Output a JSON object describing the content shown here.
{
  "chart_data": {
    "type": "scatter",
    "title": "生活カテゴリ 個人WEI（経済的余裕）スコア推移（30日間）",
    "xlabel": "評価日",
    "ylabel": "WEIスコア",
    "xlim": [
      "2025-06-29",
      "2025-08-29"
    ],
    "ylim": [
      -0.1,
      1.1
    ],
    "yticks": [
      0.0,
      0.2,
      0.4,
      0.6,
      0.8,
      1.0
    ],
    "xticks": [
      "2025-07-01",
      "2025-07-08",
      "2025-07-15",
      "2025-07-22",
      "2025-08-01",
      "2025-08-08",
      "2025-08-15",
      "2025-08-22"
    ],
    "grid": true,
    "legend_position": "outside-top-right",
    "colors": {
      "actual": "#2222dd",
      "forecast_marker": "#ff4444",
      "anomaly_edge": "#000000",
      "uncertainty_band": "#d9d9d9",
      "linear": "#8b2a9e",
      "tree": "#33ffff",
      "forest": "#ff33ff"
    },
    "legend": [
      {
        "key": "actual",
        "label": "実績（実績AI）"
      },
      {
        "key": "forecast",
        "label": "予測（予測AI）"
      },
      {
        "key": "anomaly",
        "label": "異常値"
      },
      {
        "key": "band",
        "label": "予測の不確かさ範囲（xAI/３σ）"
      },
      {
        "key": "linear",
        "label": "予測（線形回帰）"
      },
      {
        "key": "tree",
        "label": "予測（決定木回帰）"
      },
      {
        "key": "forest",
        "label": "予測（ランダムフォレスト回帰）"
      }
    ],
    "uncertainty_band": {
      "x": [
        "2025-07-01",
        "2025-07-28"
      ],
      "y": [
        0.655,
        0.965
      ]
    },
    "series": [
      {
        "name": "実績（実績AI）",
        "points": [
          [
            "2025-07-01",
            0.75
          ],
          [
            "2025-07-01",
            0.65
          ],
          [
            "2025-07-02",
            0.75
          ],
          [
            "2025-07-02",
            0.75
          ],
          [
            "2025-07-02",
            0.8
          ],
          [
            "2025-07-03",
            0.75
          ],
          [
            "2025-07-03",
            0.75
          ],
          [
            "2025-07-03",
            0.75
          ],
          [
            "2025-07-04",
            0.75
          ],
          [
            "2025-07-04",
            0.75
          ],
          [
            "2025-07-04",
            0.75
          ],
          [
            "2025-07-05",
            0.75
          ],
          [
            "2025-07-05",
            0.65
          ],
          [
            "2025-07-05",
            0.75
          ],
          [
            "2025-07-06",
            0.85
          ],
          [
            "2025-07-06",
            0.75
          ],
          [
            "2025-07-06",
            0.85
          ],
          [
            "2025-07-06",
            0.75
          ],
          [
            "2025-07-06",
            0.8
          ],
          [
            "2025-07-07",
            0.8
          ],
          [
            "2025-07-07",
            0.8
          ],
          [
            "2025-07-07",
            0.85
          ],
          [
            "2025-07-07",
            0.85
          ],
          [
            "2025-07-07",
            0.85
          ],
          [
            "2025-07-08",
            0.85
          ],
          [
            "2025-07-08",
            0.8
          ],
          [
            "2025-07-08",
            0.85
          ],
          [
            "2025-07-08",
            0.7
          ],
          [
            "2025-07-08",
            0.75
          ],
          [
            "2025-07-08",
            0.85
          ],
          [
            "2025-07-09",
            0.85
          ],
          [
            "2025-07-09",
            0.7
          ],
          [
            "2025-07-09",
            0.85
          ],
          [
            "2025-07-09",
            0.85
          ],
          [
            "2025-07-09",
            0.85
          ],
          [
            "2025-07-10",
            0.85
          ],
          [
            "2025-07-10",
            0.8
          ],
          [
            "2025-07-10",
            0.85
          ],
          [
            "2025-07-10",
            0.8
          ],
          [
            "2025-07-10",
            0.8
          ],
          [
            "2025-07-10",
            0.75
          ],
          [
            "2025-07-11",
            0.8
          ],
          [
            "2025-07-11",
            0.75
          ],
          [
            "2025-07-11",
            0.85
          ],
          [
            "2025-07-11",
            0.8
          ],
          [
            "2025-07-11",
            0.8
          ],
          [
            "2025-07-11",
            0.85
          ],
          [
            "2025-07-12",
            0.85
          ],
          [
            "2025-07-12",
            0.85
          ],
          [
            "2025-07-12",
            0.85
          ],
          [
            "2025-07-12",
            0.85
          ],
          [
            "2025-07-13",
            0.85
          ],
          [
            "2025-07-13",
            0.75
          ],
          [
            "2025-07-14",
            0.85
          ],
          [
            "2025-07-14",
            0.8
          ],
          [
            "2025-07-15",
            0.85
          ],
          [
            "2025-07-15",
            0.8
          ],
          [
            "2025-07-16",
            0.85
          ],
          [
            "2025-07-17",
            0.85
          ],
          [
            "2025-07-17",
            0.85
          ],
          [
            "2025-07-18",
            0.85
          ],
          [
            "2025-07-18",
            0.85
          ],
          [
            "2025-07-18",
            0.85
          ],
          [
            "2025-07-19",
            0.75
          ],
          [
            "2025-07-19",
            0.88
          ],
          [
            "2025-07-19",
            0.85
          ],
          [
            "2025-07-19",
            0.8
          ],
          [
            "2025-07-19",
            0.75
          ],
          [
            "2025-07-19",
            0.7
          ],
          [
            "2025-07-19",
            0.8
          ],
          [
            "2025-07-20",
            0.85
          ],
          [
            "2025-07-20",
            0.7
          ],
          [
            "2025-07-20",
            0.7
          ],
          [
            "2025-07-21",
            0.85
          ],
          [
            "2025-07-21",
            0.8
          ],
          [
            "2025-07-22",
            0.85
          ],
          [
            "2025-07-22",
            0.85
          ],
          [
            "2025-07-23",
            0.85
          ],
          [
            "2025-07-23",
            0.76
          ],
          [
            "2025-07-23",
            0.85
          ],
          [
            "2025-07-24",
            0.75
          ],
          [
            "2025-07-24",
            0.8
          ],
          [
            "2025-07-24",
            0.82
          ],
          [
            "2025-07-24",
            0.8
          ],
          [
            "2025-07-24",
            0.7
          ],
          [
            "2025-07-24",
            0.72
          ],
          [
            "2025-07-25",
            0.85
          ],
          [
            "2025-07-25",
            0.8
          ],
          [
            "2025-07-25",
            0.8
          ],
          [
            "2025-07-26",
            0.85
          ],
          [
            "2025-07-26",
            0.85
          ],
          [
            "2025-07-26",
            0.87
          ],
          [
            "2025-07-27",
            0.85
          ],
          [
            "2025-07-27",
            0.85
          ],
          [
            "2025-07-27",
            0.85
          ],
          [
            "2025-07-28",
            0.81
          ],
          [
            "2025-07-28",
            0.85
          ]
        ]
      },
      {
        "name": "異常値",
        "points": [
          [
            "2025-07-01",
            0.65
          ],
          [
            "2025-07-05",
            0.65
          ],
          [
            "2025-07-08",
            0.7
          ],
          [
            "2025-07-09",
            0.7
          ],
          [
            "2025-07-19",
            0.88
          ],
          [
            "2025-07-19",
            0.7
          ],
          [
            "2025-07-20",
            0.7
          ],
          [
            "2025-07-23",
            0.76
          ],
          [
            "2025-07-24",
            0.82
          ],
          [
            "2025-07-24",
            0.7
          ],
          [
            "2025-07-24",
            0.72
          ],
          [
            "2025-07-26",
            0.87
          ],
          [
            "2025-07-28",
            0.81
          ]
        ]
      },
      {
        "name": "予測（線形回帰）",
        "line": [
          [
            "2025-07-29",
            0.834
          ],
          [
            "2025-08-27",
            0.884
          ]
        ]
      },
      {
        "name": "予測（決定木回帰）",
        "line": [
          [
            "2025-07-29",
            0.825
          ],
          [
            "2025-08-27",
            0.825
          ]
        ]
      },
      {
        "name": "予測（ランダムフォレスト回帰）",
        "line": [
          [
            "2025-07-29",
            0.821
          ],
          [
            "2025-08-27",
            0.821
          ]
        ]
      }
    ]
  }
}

PROBLEM TO SOLVE:
Write out every line of the material again, exactly as it reads.

WRITTEN RESPONSE:
Output a JSON object describing the content shown here.
{
  "chart_data": {
    "type": "scatter",
    "title": "生活カテゴリ 個人WEI（経済的余裕）スコア推移（30日間）",
    "xlabel": "評価日",
    "ylabel": "WEIスコア",
    "xlim": [
      "2025-06-29",
      "2025-08-29"
    ],
    "ylim": [
      -0.1,
      1.1
    ],
    "yticks": [
      0.0,
      0.2,
      0.4,
      0.6,
      0.8,
      1.0
    ],
    "xticks": [
      "2025-07-01",
      "2025-07-08",
      "2025-07-15",
      "2025-07-22",
      "2025-08-01",
      "2025-08-08",
      "2025-08-15",
      "2025-08-22"
    ],
    "grid": true,
    "legend_position": "outside-top-right",
    "colors": {
      "actual": "#2222dd",
      "forecast_marker": "#ff4444",
      "anomaly_edge": "#000000",
      "uncertainty_band": "#d9d9d9",
      "linear": "#8b2a9e",
      "tree": "#33ffff",
      "forest": "#ff33ff"
    },
    "legend": [
      {
        "key": "actual",
        "label": "実績（実績AI）"
      },
      {
        "key": "forecast",
        "label": "予測（予測AI）"
      },
      {
        "key": "anomaly",
        "label": "異常値"
      },
      {
        "key": "band",
        "label": "予測の不確かさ範囲（xAI/３σ）"
      },
      {
        "key": "linear",
        "label": "予測（線形回帰）"
      },
      {
        "key": "tree",
        "label": "予測（決定木回帰）"
      },
      {
        "key": "forest",
        "label": "予測（ランダムフォレスト回帰）"
      }
    ],
    "uncertainty_band": {
      "x": [
        "2025-07-01",
        "2025-07-28"
      ],
      "y": [
        0.655,
        0.965
      ]
    },
    "series": [
      {
        "name": "実績（実績AI）",
        "points": [
          [
            "2025-07-01",
            0.75
          ],
          [
            "2025-07-01",
            0.65
          ],
          [
            "2025-07-02",
            0.75
          ],
          [
            "2025-07-02",
            0.75
          ],
          [
            "2025-07-02",
            0.8
          ],
          [
            "2025-07-03",
            0.75
          ],
          [
            "2025-07-03",
            0.75
          ],
          [
            "2025-07-03",
            0.75
          ],
          [
            "2025-07-04",
            0.75
          ],
          [
            "2025-07-04",
            0.75
          ],
          [
            "2025-07-04",
            0.75
          ],
          [
            "2025-07-05",
            0.75
          ],
          [
            "2025-07-05",
            0.65
          ],
          [
            "2025-07-05",
            0.75
          ],
          [
            "2025-07-06",
            0.85
          ],
          [
            "2025-07-06",
            0.75
          ],
          [
            "2025-07-06",
            0.85
          ],
          [
            "2025-07-06",
            0.75
          ],
          [
            "2025-07-06",
            0.8
          ],
          [
            "2025-07-07",
            0.8
          ],
          [
            "2025-07-07",
            0.8
          ],
          [
            "2025-07-07",
            0.85
          ],
          [
            "2025-07-07",
            0.85
          ],
          [
            "2025-07-07",
            0.85
          ],
          [
            "2025-07-08",
            0.85
          ],
          [
            "2025-07-08",
            0.8
          ],
          [
            "2025-07-08",
            0.85
          ],
          [
            "2025-07-08",
            0.7
          ],
          [
            "2025-07-08",
            0.75
          ],
          [
            "2025-07-08",
            0.85
          ],
          [
            "2025-07-09",
            0.85
          ],
          [
            "2025-07-09",
            0.7
          ],
          [
            "2025-07-09",
            0.85
          ],
          [
            "2025-07-09",
            0.85
          ],
          [
            "2025-07-09",
            0.85
          ],
          [
            "2025-07-10",
            0.85
          ],
          [
            "2025-07-10",
            0.8
          ],
          [
            "2025-07-10",
            0.85
          ],
          [
            "2025-07-10",
            0.8
          ],
          [
            "2025-07-10",
            0.8
          ],
          [
            "2025-07-10",
            0.75
          ],
          [
            "2025-07-11",
            0.8
          ],
          [
            "2025-07-11",
            0.75
          ],
          [
            "2025-07-11",
            0.85
          ],
          [
            "2025-07-11",
            0.8
          ],
          [
            "2025-07-11",
            0.8
          ],
          [
            "2025-07-11",
            0.85
          ],
          [
            "2025-07-12",
            0.85
          ],
          [
            "2025-07-12",
            0.85
          ],
          [
            "2025-07-12",
            0.85
          ],
          [
            "2025-07-12",
            0.85
          ],
          [
            "2025-07-13",
            0.85
          ],
          [
            "2025-07-13",
            0.75
          ],
          [
            "2025-07-14",
            0.85
          ],
          [
            "2025-07-14",
            0.8
          ],
          [
            "2025-07-15",
            0.85
          ],
          [
            "2025-07-15",
            0.8
          ],
          [
            "2025-07-16",
            0.85
          ],
          [
            "2025-07-17",
            0.85
          ],
          [
            "2025-07-17",
            0.85
          ],
          [
            "2025-07-18",
            0.85
          ],
          [
            "2025-07-18",
            0.85
          ],
          [
            "2025-07-18",
            0.85
          ],
          [
            "2025-07-19",
            0.75
          ],
          [
            "2025-07-19",
            0.88
          ],
          [
            "2025-07-19",
            0.85
          ],
          [
            "2025-07-19",
            0.8
          ],
          [
            "2025-07-19",
            0.75
          ],
          [
            "2025-07-19",
            0.7
          ],
          [
            "2025-07-19",
            0.8
          ],
          [
            "2025-07-20",
            0.85
          ],
          [
            "2025-07-20",
            0.7
          ],
          [
            "2025-07-20",
            0.7
          ],
          [
            "2025-07-21",
            0.85
          ],
          [
            "2025-07-21",
            0.8
          ],
          [
            "2025-07-22",
            0.85
          ],
          [
            "2025-07-22",
            0.85
          ],
          [
            "2025-07-23",
            0.85
          ],
          [
            "2025-07-23",
            0.76
          ],
          [
            "2025-07-23",
            0.85
          ],
          [
            "2025-07-24",
            0.75
          ],
          [
            "2025-07-24",
            0.8
          ],
          [
            "2025-07-24",
            0.82
          ],
          [
            "2025-07-24",
            0.8
          ],
          [
            "2025-07-24",
            0.7
          ],
          [
            "2025-07-24",
            0.72
          ],
          [
            "2025-07-25",
            0.85
          ],
          [
            "2025-07-25",
            0.8
          ],
          [
            "2025-07-25",
            0.8
          ],
          [
            "2025-07-26",
            0.85
          ],
          [
            "2025-07-26",
            0.85
          ],
          [
            "2025-07-26",
            0.87
          ],
          [
            "2025-07-27",
            0.85
          ],
          [
            "2025-07-27",
            0.85
          ],
          [
            "2025-07-27",
            0.85
          ],
          [
            "2025-07-28",
            0.81
          ],
          [
            "2025-07-28",
            0.85
          ]
        ]
      },
      {
        "name": "異常値",
        "points": [
          [
            "2025-07-01",
            0.65
          ],
          [
            "2025-07-05",
            0.65
          ],
          [
            "2025-07-08",
            0.7
          ],
          [
            "2025-07-09",
            0.7
          ],
          [
            "2025-07-19",
            0.88
          ],
          [
            "2025-07-19",
            0.7
          ],
          [
            "2025-07-20",
            0.7
          ],
          [
            "2025-07-23",
            0.76
          ],
          [
            "2025-07-24",
            0.82
          ],
          [
            "2025-07-24",
            0.7
          ],
          [
            "2025-07-24",
            0.72
          ],
          [
            "2025-07-26",
            0.87
          ],
          [
            "2025-07-28",
            0.81
          ]
        ]
      },
      {
        "name": "予測（線形回帰）",
        "line": [
          [
            "2025-07-29",
            0.834
          ],
          [
            "2025-08-27",
            0.884
          ]
        ]
      },
      {
        "name": "予測（決定木回帰）",
        "line": [
          [
            "2025-07-29",
            0.825
          ],
          [
            "2025-08-27",
            0.825
          ]
        ]
      },
      {
        "name": "予測（ランダムフォレスト回帰）",
        "line": [
          [
            "2025-07-29",
            0.821
          ],
          [
            "2025-08-27",
            0.821
          ]
        ]
      }
    ]
  }
}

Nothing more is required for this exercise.